DESCRIPTION OF THE TASK = Exact reproduction is required for all entries.

>> START INPUT

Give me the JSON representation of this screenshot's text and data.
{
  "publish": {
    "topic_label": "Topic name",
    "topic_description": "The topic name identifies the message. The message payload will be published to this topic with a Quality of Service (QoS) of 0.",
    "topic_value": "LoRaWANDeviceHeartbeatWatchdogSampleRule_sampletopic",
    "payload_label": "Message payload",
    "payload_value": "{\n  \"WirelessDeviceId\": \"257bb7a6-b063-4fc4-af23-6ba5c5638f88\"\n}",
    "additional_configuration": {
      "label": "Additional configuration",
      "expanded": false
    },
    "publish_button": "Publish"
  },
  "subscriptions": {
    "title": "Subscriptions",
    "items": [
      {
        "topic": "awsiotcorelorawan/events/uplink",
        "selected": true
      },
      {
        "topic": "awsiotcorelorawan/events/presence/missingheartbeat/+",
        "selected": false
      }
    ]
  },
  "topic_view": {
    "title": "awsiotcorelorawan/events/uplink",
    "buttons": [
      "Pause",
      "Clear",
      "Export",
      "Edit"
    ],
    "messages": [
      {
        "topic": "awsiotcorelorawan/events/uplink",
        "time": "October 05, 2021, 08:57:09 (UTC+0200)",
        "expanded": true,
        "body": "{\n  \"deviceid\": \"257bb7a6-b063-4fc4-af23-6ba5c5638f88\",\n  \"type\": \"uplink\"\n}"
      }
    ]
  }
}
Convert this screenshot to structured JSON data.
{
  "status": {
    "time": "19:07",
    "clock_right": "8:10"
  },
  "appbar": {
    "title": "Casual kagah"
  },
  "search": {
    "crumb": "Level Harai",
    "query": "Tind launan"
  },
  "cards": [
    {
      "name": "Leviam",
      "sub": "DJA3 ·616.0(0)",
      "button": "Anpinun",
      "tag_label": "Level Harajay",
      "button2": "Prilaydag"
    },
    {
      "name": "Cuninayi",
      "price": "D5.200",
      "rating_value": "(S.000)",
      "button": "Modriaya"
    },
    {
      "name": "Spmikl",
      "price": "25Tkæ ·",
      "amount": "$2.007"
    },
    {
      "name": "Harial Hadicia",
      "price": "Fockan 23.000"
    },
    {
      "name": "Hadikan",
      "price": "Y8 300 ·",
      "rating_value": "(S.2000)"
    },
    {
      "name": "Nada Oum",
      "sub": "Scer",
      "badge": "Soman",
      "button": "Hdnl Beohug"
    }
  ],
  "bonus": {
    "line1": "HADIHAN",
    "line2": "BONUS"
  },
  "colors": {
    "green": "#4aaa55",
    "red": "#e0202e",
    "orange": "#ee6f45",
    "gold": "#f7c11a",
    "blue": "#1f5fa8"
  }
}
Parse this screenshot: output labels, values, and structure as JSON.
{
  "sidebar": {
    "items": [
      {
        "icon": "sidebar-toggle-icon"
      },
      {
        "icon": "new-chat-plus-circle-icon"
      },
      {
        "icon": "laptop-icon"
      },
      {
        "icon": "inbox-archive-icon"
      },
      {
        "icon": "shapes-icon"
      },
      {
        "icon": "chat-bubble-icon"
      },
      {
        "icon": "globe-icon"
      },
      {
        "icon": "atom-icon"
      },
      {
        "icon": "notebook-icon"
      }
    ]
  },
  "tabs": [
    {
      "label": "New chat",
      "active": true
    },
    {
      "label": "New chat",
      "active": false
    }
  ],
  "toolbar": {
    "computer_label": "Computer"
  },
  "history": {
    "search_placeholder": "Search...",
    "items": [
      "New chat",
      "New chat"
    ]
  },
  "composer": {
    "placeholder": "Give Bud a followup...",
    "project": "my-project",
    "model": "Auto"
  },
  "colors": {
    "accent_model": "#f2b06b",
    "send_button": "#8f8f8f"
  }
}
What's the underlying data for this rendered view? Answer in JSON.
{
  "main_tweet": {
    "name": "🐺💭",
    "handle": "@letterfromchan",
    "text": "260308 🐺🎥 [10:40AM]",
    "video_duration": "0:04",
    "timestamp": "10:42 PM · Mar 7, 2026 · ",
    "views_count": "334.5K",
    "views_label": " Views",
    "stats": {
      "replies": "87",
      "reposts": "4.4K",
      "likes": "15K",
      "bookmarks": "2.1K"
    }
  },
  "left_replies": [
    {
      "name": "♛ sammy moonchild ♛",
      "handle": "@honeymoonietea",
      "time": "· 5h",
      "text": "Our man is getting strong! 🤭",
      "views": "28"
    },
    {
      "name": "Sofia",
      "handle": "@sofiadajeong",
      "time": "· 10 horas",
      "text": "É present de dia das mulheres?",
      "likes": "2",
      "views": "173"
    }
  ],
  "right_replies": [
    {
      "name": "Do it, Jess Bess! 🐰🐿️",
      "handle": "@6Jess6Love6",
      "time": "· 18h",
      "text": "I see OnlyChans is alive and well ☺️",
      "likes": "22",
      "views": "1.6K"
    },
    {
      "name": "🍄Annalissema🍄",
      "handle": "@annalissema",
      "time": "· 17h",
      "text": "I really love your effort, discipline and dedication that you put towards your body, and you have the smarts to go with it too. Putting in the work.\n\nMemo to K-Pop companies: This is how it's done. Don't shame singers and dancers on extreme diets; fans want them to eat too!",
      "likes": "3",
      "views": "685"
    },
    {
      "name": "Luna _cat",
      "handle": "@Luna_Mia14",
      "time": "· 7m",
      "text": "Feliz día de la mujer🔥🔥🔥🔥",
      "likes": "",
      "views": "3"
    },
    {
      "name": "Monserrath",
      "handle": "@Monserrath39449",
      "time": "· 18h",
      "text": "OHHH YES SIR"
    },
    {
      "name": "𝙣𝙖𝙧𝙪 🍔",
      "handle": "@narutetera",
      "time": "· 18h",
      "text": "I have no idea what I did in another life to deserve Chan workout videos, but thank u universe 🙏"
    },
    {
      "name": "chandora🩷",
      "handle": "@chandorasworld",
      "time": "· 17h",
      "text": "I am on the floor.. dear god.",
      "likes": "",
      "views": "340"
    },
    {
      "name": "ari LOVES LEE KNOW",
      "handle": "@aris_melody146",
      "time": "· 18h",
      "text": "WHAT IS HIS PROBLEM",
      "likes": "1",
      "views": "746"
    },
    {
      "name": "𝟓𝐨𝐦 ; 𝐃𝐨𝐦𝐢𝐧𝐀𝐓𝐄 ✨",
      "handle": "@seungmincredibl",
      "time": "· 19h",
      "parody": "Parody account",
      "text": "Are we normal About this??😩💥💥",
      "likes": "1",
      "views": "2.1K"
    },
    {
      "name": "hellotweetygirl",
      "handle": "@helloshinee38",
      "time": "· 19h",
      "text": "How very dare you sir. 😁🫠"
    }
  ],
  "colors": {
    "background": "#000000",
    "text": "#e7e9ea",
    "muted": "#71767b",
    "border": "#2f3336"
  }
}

>> END INPUT

THE SOLUTION =
Give me the JSON representation of this screenshot's text and data.
{
  "publish": {
    "topic_label": "Topic name",
    "topic_description": "The topic name identifies the message. The message payload will be published to this topic with a Quality of Service (QoS) of 0.",
    "topic_value": "LoRaWANDeviceHeartbeatWatchdogSampleRule_sampletopic",
    "payload_label": "Message payload",
    "payload_value": "{\n  \"WirelessDeviceId\": \"257bb7a6-b063-4fc4-af23-6ba5c5638f88\"\n}",
    "additional_configuration": {
      "label": "Additional configuration",
      "expanded": false
    },
    "publish_button": "Publish"
  },
  "subscriptions": {
    "title": "Subscriptions",
    "items": [
      {
        "topic": "awsiotcorelorawan/events/uplink",
        "selected": true
      },
      {
        "topic": "awsiotcorelorawan/events/presence/missingheartbeat/+",
        "selected": false
      }
    ]
  },
  "topic_view": {
    "title": "awsiotcorelorawan/events/uplink",
    "buttons": [
      "Pause",
      "Clear",
      "Export",
      "Edit"
    ],
    "messages": [
      {
        "topic": "awsiotcorelorawan/events/uplink",
        "time": "October 05, 2021, 08:57:09 (UTC+0200)",
        "expanded": true,
        "body": "{\n  \"deviceid\": \"257bb7a6-b063-4fc4-af23-6ba5c5638f88\",\n  \"type\": \"uplink\"\n}"
      }
    ]
  }
}
Convert this screenshot to structured JSON data.
{
  "status": {
    "time": "19:07",
    "clock_right": "8:10"
  },
  "appbar": {
    "title": "Casual kagah"
  },
  "search": {
    "crumb": "Level Harai",
    "query": "Tind launan"
  },
  "cards": [
    {
      "name": "Leviam",
      "sub": "DJA3 ·616.0(0)",
      "button": "Anpinun",
      "tag_label": "Level Harajay",
      "button2": "Prilaydag"
    },
    {
      "name": "Cuninayi",
      "price": "D5.200",
      "rating_value": "(S.000)",
      "button": "Modriaya"
    },
    {
      "name": "Spmikl",
      "price": "25Tkæ ·",
      "amount": "$2.007"
    },
    {
      "name": "Harial Hadicia",
      "price": "Fockan 23.000"
    },
    {
      "name": "Hadikan",
      "price": "Y8 300 ·",
      "rating_value": "(S.2000)"
    },
    {
      "name": "Nada Oum",
      "sub": "Scer",
      "badge": "Soman",
      "button": "Hdnl Beohug"
    }
  ],
  "bonus": {
    "line1": "HADIHAN",
    "line2": "BONUS"
  },
  "colors": {
    "green": "#4aaa55",
    "red": "#e0202e",
    "orange": "#ee6f45",
    "gold": "#f7c11a",
    "blue": "#1f5fa8"
  }
}
Parse this screenshot: output labels, values, and structure as JSON.
{
  "sidebar": {
    "items": [
      {
        "icon": "sidebar-toggle-icon"
      },
      {
        "icon": "new-chat-plus-circle-icon"
      },
      {
        "icon": "laptop-icon"
      },
      {
        "icon": "inbox-archive-icon"
      },
      {
        "icon": "shapes-icon"
      },
      {
        "icon": "chat-bubble-icon"
      },
      {
        "icon": "globe-icon"
      },
      {
        "icon": "atom-icon"
      },
      {
        "icon": "notebook-icon"
      }
    ]
  },
  "tabs": [
    {
      "label": "New chat",
      "active": true
    },
    {
      "label": "New chat",
      "active": false
    }
  ],
  "toolbar": {
    "computer_label": "Computer"
  },
  "history": {
    "search_placeholder": "Search...",
    "items": [
      "New chat",
      "New chat"
    ]
  },
  "composer": {
    "placeholder": "Give Bud a followup...",
    "project": "my-project",
    "model": "Auto"
  },
  "colors": {
    "accent_model": "#f2b06b",
    "send_button": "#8f8f8f"
  }
}
What's the underlying data for this rendered view? Answer in JSON.
{
  "main_tweet": {
    "name": "🐺💭",
    "handle": "@letterfromchan",
    "text": "260308 🐺🎥 [10:40AM]",
    "video_duration": "0:04",
    "timestamp": "10:42 PM · Mar 7, 2026 · ",
    "views_count": "334.5K",
    "views_label": " Views",
    "stats": {
      "replies": "87",
      "reposts": "4.4K",
      "likes": "15K",
      "bookmarks": "2.1K"
    }
  },
  "left_replies": [
    {
      "name": "♛ sammy moonchild ♛",
      "handle": "@honeymoonietea",
      "time": "· 5h",
      "text": "Our man is getting strong! 🤭",
      "views": "28"
    },
    {
      "name": "Sofia",
      "handle": "@sofiadajeong",
      "time": "· 10 horas",
      "text": "É present de dia das mulheres?",
      "likes": "2",
      "views": "173"
    }
  ],
  "right_replies": [
    {
      "name": "Do it, Jess Bess! 🐰🐿️",
      "handle": "@6Jess6Love6",
      "time": "· 18h",
      "text": "I see OnlyChans is alive and well ☺️",
      "likes": "22",
      "views": "1.6K"
    },
    {
      "name": "🍄Annalissema🍄",
      "handle": "@annalissema",
      "time": "· 17h",
      "text": "I really love your effort, discipline and dedication that you put towards your body, and you have the smarts to go with it too. Putting in the work.\n\nMemo to K-Pop companies: This is how it's done. Don't shame singers and dancers on extreme diets; fans want them to eat too!",
      "likes": "3",
      "views": "685"
    },
    {
      "name": "Luna _cat",
      "handle": "@Luna_Mia14",
      "time": "· 7m",
      "text": "Feliz día de la mujer🔥🔥🔥🔥",
      "likes": "",
      "views": "3"
    },
    {
      "name": "Monserrath",
      "handle": "@Monserrath39449",
      "time": "· 18h",
      "text": "OHHH YES SIR"
    },
    {
      "name": "𝙣𝙖𝙧𝙪 🍔",
      "handle": "@narutetera",
      "time": "· 18h",
      "text": "I have no idea what I did in another life to deserve Chan workout videos, but thank u universe 🙏"
    },
    {
      "name": "chandora🩷",
      "handle": "@chandorasworld",
      "time": "· 17h",
      "text": "I am on the floor.. dear god.",
      "likes": "",
      "views": "340"
    },
    {
      "name": "ari LOVES LEE KNOW",
      "handle": "@aris_melody146",
      "time": "· 18h",
      "text": "WHAT IS HIS PROBLEM",
      "likes": "1",
      "views": "746"
    },
    {
      "name": "𝟓𝐨𝐦 ; 𝐃𝐨𝐦𝐢𝐧𝐀𝐓𝐄 ✨",
      "handle": "@seungmincredibl",
      "time": "· 19h",
      "parody": "Parody account",
      "text": "Are we normal About this??😩💥💥",
      "likes": "1",
      "views": "2.1K"
    },
    {
      "name": "hellotweetygirl",
      "handle": "@helloshinee38",
      "time": "· 19h",
      "text": "How very dare you sir. 😁🫠"
    }
  ],
  "colors": {
    "background": "#000000",
    "text": "#e7e9ea",
    "muted": "#71767b",
    "border": "#2f3336"
  }
}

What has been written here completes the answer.